▶ _EXERCISE REQUIREMENTS_:
Can you output the records below exactly as they are written?

▶ _RECORDS FOR THE EXERCISE_:
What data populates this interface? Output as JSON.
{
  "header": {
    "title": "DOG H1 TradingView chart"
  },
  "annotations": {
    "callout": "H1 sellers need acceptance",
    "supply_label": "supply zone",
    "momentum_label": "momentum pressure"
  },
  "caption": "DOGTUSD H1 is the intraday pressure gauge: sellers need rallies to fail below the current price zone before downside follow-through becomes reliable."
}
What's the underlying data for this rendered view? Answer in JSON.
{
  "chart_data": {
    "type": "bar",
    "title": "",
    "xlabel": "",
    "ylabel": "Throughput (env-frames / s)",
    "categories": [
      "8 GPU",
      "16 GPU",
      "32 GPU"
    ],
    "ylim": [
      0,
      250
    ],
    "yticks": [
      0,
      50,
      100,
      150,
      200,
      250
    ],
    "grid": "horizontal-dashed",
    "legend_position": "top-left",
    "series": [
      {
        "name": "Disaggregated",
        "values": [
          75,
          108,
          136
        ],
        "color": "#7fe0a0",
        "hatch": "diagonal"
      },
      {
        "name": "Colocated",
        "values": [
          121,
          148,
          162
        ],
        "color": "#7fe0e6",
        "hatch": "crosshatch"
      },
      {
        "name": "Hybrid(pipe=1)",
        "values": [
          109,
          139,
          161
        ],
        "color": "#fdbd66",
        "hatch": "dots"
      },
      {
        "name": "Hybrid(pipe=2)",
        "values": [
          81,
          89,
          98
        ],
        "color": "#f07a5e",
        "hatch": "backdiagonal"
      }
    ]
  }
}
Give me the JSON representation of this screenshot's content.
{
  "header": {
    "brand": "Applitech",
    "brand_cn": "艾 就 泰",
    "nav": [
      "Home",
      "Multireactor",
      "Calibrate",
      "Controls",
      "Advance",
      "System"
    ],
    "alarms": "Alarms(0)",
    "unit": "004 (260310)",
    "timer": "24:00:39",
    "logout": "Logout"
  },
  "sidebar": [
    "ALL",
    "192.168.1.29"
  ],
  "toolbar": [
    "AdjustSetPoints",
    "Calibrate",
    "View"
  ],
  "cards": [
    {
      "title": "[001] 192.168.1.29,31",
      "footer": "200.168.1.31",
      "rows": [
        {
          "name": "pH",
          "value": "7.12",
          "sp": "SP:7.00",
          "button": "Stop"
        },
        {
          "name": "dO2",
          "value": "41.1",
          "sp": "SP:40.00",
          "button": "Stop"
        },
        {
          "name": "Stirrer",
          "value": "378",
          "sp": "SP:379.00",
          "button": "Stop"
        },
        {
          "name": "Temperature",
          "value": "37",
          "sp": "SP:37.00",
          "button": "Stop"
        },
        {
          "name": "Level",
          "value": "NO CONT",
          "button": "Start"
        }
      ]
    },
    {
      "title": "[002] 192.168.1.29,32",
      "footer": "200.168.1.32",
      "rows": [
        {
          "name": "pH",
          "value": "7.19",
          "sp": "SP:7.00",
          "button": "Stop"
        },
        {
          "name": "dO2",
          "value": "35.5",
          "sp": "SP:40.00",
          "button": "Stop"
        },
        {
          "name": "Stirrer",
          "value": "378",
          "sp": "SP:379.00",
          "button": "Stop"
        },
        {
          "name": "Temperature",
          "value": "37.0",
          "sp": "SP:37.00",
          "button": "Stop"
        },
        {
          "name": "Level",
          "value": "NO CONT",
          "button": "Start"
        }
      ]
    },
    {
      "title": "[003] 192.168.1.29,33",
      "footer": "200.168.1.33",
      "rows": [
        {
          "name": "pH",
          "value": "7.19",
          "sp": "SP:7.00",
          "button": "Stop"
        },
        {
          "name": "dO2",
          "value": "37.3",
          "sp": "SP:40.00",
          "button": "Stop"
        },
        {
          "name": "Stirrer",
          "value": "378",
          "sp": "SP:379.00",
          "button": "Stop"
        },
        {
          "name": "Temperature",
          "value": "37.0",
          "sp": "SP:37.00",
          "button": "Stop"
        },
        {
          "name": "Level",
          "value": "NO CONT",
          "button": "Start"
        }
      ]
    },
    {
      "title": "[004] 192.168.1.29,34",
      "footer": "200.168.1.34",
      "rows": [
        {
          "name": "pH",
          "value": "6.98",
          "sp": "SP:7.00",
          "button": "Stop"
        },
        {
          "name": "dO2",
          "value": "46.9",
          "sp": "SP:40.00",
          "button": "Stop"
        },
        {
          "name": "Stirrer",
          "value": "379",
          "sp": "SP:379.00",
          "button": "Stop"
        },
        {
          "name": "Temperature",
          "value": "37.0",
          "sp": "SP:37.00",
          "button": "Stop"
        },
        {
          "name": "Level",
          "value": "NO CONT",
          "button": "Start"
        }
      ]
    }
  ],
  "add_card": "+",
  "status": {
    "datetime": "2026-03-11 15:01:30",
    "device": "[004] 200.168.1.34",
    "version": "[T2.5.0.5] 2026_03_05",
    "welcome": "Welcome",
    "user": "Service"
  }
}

▶ _FULL ANSWER_:
What data populates this interface? Output as JSON.
{
  "header": {
    "title": "DOG H1 TradingView chart"
  },
  "annotations": {
    "callout": "H1 sellers need acceptance",
    "supply_label": "supply zone",
    "momentum_label": "momentum pressure"
  },
  "caption": "DOGTUSD H1 is the intraday pressure gauge: sellers need rallies to fail below the current price zone before downside follow-through becomes reliable."
}
What's the underlying data for this rendered view? Answer in JSON.
{
  "chart_data": {
    "type": "bar",
    "title": "",
    "xlabel": "",
    "ylabel": "Throughput (env-frames / s)",
    "categories": [
      "8 GPU",
      "16 GPU",
      "32 GPU"
    ],
    "ylim": [
      0,
      250
    ],
    "yticks": [
      0,
      50,
      100,
      150,
      200,
      250
    ],
    "grid": "horizontal-dashed",
    "legend_position": "top-left",
    "series": [
      {
        "name": "Disaggregated",
        "values": [
          75,
          108,
          136
        ],
        "color": "#7fe0a0",
        "hatch": "diagonal"
      },
      {
        "name": "Colocated",
        "values": [
          121,
          148,
          162
        ],
        "color": "#7fe0e6",
        "hatch": "crosshatch"
      },
      {
        "name": "Hybrid(pipe=1)",
        "values": [
          109,
          139,
          161
        ],
        "color": "#fdbd66",
        "hatch": "dots"
      },
      {
        "name": "Hybrid(pipe=2)",
        "values": [
          81,
          89,
          98
        ],
        "color": "#f07a5e",
        "hatch": "backdiagonal"
      }
    ]
  }
}
Give me the JSON representation of this screenshot's content.
{
  "header": {
    "brand": "Applitech",
    "brand_cn": "艾 就 泰",
    "nav": [
      "Home",
      "Multireactor",
      "Calibrate",
      "Controls",
      "Advance",
      "System"
    ],
    "alarms": "Alarms(0)",
    "unit": "004 (260310)",
    "timer": "24:00:39",
    "logout": "Logout"
  },
  "sidebar": [
    "ALL",
    "192.168.1.29"
  ],
  "toolbar": [
    "AdjustSetPoints",
    "Calibrate",
    "View"
  ],
  "cards": [
    {
      "title": "[001] 192.168.1.29,31",
      "footer": "200.168.1.31",
      "rows": [
        {
          "name": "pH",
          "value": "7.12",
          "sp": "SP:7.00",
          "button": "Stop"
        },
        {
          "name": "dO2",
          "value": "41.1",
          "sp": "SP:40.00",
          "button": "Stop"
        },
        {
          "name": "Stirrer",
          "value": "378",
          "sp": "SP:379.00",
          "button": "Stop"
        },
        {
          "name": "Temperature",
          "value": "37",
          "sp": "SP:37.00",
          "button": "Stop"
        },
        {
          "name": "Level",
          "value": "NO CONT",
          "button": "Start"
        }
      ]
    },
    {
      "title": "[002] 192.168.1.29,32",
      "footer": "200.168.1.32",
      "rows": [
        {
          "name": "pH",
          "value": "7.19",
          "sp": "SP:7.00",
          "button": "Stop"
        },
        {
          "name": "dO2",
          "value": "35.5",
          "sp": "SP:40.00",
          "button": "Stop"
        },
        {
          "name": "Stirrer",
          "value": "378",
          "sp": "SP:379.00",
          "button": "Stop"
        },
        {
          "name": "Temperature",
          "value": "37.0",
          "sp": "SP:37.00",
          "button": "Stop"
        },
        {
          "name": "Level",
          "value": "NO CONT",
          "button": "Start"
        }
      ]
    },
    {
      "title": "[003] 192.168.1.29,33",
      "footer": "200.168.1.33",
      "rows": [
        {
          "name": "pH",
          "value": "7.19",
          "sp": "SP:7.00",
          "button": "Stop"
        },
        {
          "name": "dO2",
          "value": "37.3",
          "sp": "SP:40.00",
          "button": "Stop"
        },
        {
          "name": "Stirrer",
          "value": "378",
          "sp": "SP:379.00",
          "button": "Stop"
        },
        {
          "name": "Temperature",
          "value": "37.0",
          "sp": "SP:37.00",
          "button": "Stop"
        },
        {
          "name": "Level",
          "value": "NO CONT",
          "button": "Start"
        }
      ]
    },
    {
      "title": "[004] 192.168.1.29,34",
      "footer": "200.168.1.34",
      "rows": [
        {
          "name": "pH",
          "value": "6.98",
          "sp": "SP:7.00",
          "button": "Stop"
        },
        {
          "name": "dO2",
          "value": "46.9",
          "sp": "SP:40.00",
          "button": "Stop"
        },
        {
          "name": "Stirrer",
          "value": "379",
          "sp": "SP:379.00",
          "button": "Stop"
        },
        {
          "name": "Temperature",
          "value": "37.0",
          "sp": "SP:37.00",
          "button": "Stop"
        },
        {
          "name": "Level",
          "value": "NO CONT",
          "button": "Start"
        }
      ]
    }
  ],
  "add_card": "+",
  "status": {
    "datetime": "2026-03-11 15:01:30",
    "device": "[004] 200.168.1.34",
    "version": "[T2.5.0.5] 2026_03_05",
    "welcome": "Welcome",
    "user": "Service"
  }
}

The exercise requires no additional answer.